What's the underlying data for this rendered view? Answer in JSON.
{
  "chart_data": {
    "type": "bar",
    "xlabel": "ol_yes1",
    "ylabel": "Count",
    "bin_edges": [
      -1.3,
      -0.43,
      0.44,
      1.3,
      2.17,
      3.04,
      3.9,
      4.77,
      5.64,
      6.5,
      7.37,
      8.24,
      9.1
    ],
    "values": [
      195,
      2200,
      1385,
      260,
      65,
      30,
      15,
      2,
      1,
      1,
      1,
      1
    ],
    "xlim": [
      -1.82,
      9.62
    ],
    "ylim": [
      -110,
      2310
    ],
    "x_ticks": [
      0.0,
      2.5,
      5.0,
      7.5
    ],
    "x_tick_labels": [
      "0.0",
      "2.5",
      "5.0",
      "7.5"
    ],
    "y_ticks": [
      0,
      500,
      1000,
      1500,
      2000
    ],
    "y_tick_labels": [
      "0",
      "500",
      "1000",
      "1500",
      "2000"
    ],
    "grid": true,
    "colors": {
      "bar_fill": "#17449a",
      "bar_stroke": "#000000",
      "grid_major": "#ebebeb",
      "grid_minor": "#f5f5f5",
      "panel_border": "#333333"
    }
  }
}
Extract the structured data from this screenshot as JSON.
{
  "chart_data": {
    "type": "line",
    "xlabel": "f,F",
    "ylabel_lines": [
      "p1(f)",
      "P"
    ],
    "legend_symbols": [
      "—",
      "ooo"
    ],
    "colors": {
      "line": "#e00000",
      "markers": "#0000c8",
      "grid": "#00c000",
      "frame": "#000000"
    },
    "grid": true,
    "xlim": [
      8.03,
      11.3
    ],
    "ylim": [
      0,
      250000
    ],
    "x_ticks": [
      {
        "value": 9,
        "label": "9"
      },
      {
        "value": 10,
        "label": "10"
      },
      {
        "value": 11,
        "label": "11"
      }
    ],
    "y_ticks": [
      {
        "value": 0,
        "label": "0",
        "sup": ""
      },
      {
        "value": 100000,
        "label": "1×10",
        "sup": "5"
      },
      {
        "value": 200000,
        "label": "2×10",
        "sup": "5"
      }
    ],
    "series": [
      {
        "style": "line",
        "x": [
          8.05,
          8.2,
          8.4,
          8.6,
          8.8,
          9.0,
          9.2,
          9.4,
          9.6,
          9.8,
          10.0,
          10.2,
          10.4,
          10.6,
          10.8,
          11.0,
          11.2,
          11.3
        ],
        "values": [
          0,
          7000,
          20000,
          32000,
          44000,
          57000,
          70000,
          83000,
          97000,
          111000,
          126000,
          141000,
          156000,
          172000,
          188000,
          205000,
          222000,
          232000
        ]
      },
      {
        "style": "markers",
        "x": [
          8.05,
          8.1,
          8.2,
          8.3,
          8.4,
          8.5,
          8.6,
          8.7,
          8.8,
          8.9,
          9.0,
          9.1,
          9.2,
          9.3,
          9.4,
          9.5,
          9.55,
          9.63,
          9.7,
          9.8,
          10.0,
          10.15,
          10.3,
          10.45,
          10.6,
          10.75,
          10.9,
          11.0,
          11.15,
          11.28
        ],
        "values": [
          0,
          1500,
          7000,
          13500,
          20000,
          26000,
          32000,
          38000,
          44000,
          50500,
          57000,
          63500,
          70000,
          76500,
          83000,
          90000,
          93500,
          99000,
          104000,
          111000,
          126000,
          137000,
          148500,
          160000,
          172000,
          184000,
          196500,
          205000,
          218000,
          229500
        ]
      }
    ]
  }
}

Work to complete:
Repeat the records above exactly, leaving none out.

Output of the exercise:
What's the underlying data for this rendered view? Answer in JSON.
{
  "chart_data": {
    "type": "bar",
    "xlabel": "ol_yes1",
    "ylabel": "Count",
    "bin_edges": [
      -1.3,
      -0.43,
      0.44,
      1.3,
      2.17,
      3.04,
      3.9,
      4.77,
      5.64,
      6.5,
      7.37,
      8.24,
      9.1
    ],
    "values": [
      195,
      2200,
      1385,
      260,
      65,
      30,
      15,
      2,
      1,
      1,
      1,
      1
    ],
    "xlim": [
      -1.82,
      9.62
    ],
    "ylim": [
      -110,
      2310
    ],
    "x_ticks": [
      0.0,
      2.5,
      5.0,
      7.5
    ],
    "x_tick_labels": [
      "0.0",
      "2.5",
      "5.0",
      "7.5"
    ],
    "y_ticks": [
      0,
      500,
      1000,
      1500,
      2000
    ],
    "y_tick_labels": [
      "0",
      "500",
      "1000",
      "1500",
      "2000"
    ],
    "grid": true,
    "colors": {
      "bar_fill": "#17449a",
      "bar_stroke": "#000000",
      "grid_major": "#ebebeb",
      "grid_minor": "#f5f5f5",
      "panel_border": "#333333"
    }
  }
}
Extract the structured data from this screenshot as JSON.
{
  "chart_data": {
    "type": "line",
    "xlabel": "f,F",
    "ylabel_lines": [
      "p1(f)",
      "P"
    ],
    "legend_symbols": [
      "—",
      "ooo"
    ],
    "colors": {
      "line": "#e00000",
      "markers": "#0000c8",
      "grid": "#00c000",
      "frame": "#000000"
    },
    "grid": true,
    "xlim": [
      8.03,
      11.3
    ],
    "ylim": [
      0,
      250000
    ],
    "x_ticks": [
      {
        "value": 9,
        "label": "9"
      },
      {
        "value": 10,
        "label": "10"
      },
      {
        "value": 11,
        "label": "11"
      }
    ],
    "y_ticks": [
      {
        "value": 0,
        "label": "0",
        "sup": ""
      },
      {
        "value": 100000,
        "label": "1×10",
        "sup": "5"
      },
      {
        "value": 200000,
        "label": "2×10",
        "sup": "5"
      }
    ],
    "series": [
      {
        "style": "line",
        "x": [
          8.05,
          8.2,
          8.4,
          8.6,
          8.8,
          9.0,
          9.2,
          9.4,
          9.6,
          9.8,
          10.0,
          10.2,
          10.4,
          10.6,
          10.8,
          11.0,
          11.2,
          11.3
        ],
        "values": [
          0,
          7000,
          20000,
          32000,
          44000,
          57000,
          70000,
          83000,
          97000,
          111000,
          126000,
          141000,
          156000,
          172000,
          188000,
          205000,
          222000,
          232000
        ]
      },
      {
        "style": "markers",
        "x": [
          8.05,
          8.1,
          8.2,
          8.3,
          8.4,
          8.5,
          8.6,
          8.7,
          8.8,
          8.9,
          9.0,
          9.1,
          9.2,
          9.3,
          9.4,
          9.5,
          9.55,
          9.63,
          9.7,
          9.8,
          10.0,
          10.15,
          10.3,
          10.45,
          10.6,
          10.75,
          10.9,
          11.0,
          11.15,
          11.28
        ],
        "values": [
          0,
          1500,
          7000,
          13500,
          20000,
          26000,
          32000,
          38000,
          44000,
          50500,
          57000,
          63500,
          70000,
          76500,
          83000,
          90000,
          93500,
          99000,
          104000,
          111000,
          126000,
          137000,
          148500,
          160000,
          172000,
          184000,
          196500,
          205000,
          218000,
          229500
        ]
      }
    ]
  }
}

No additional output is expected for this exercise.